WHAT YOU ARE ASKED TO DO
Copy all lines that contain the word "automotive".

RECORDS SHOWN
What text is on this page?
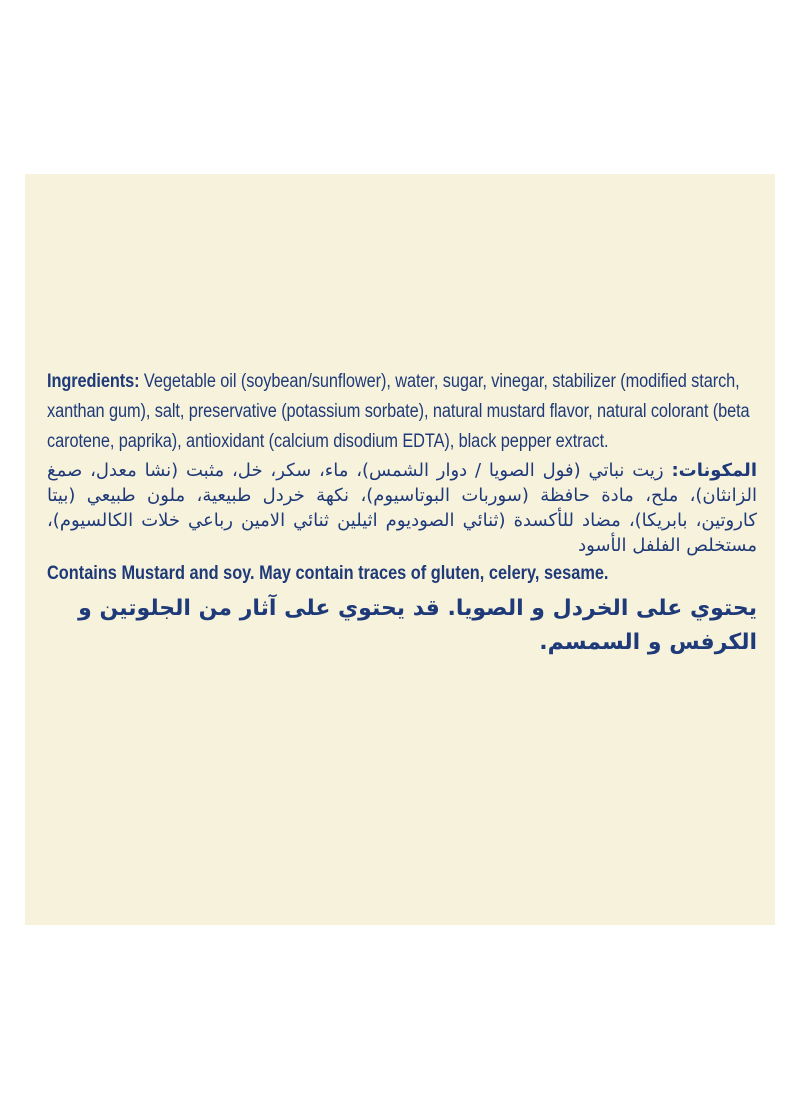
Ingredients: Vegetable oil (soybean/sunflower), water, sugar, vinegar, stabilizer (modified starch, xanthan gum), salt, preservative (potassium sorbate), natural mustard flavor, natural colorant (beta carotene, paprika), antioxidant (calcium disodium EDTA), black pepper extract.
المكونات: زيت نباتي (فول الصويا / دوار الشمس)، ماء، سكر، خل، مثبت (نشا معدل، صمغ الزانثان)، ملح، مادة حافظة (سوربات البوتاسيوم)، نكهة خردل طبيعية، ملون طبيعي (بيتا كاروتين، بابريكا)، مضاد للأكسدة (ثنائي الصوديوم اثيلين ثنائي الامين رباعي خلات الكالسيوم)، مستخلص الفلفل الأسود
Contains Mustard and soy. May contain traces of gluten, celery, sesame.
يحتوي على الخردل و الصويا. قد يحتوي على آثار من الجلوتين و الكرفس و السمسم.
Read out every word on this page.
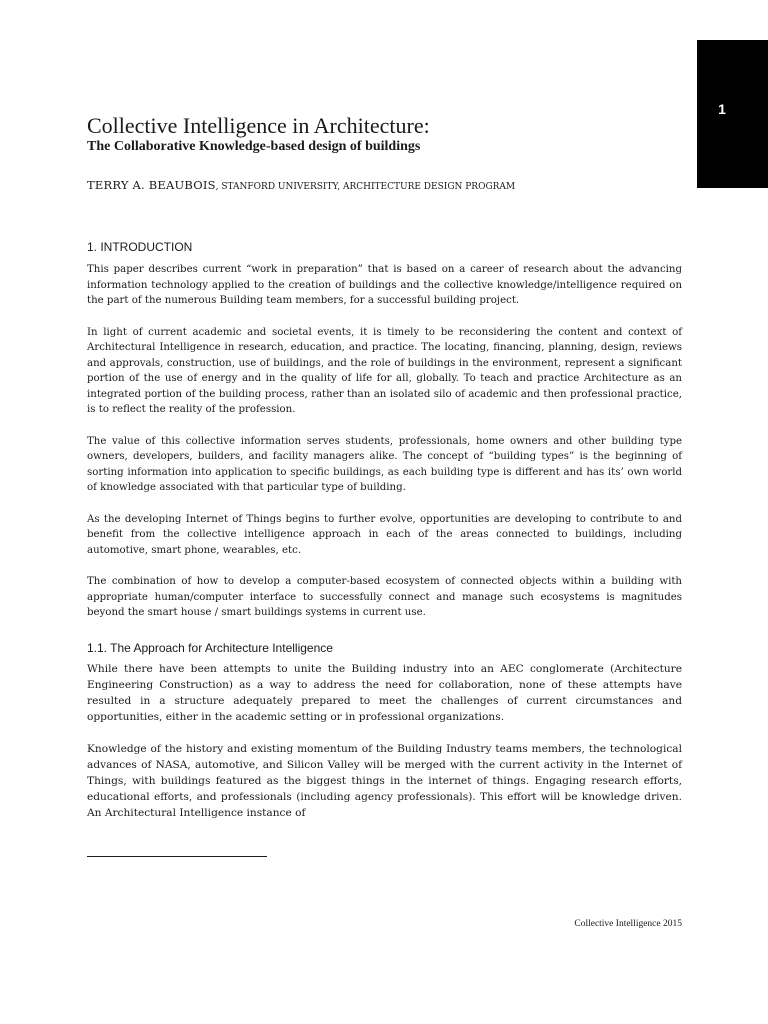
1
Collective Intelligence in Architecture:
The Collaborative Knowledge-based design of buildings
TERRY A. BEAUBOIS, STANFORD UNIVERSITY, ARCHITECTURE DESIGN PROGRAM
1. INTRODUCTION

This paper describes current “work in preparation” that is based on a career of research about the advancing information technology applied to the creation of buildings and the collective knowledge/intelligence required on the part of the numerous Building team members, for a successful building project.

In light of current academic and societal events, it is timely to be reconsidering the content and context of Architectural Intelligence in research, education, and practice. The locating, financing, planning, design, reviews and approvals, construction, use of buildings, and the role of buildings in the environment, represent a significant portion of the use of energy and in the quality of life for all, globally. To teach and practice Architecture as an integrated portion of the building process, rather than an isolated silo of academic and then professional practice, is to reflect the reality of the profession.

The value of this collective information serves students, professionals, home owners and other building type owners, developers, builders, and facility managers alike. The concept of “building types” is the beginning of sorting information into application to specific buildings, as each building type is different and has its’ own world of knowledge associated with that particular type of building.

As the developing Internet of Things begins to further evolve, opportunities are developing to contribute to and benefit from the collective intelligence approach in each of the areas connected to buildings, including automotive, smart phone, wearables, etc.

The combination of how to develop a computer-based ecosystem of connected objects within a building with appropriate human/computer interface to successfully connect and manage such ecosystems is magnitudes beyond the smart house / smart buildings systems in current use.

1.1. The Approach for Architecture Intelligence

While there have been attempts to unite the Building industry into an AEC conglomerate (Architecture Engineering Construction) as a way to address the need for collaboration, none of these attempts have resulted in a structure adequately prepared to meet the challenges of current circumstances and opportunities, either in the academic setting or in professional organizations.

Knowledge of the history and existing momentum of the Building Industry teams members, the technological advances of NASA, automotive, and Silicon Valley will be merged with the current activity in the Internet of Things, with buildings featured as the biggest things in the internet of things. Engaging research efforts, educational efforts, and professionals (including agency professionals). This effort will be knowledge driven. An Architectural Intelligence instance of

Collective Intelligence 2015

OUTPUT FOR THIS EXERCISE
As the developing Internet of Things begins to further evolve, opportunities are developing to contribute to and benefit from the collective intelligence approach in each of the areas connected to buildings, including automotive, smart phone, wearables, etc.
Knowledge of the history and existing momentum of the Building Industry teams members, the technological advances of NASA, automotive, and Silicon Valley will be merged with the current activity in the Internet of Things, with buildings featured as the biggest things in the internet of things. Engaging research efforts, educational efforts, and professionals (including agency professionals). This effort will be knowledge driven. An Architectural Intelligence instance of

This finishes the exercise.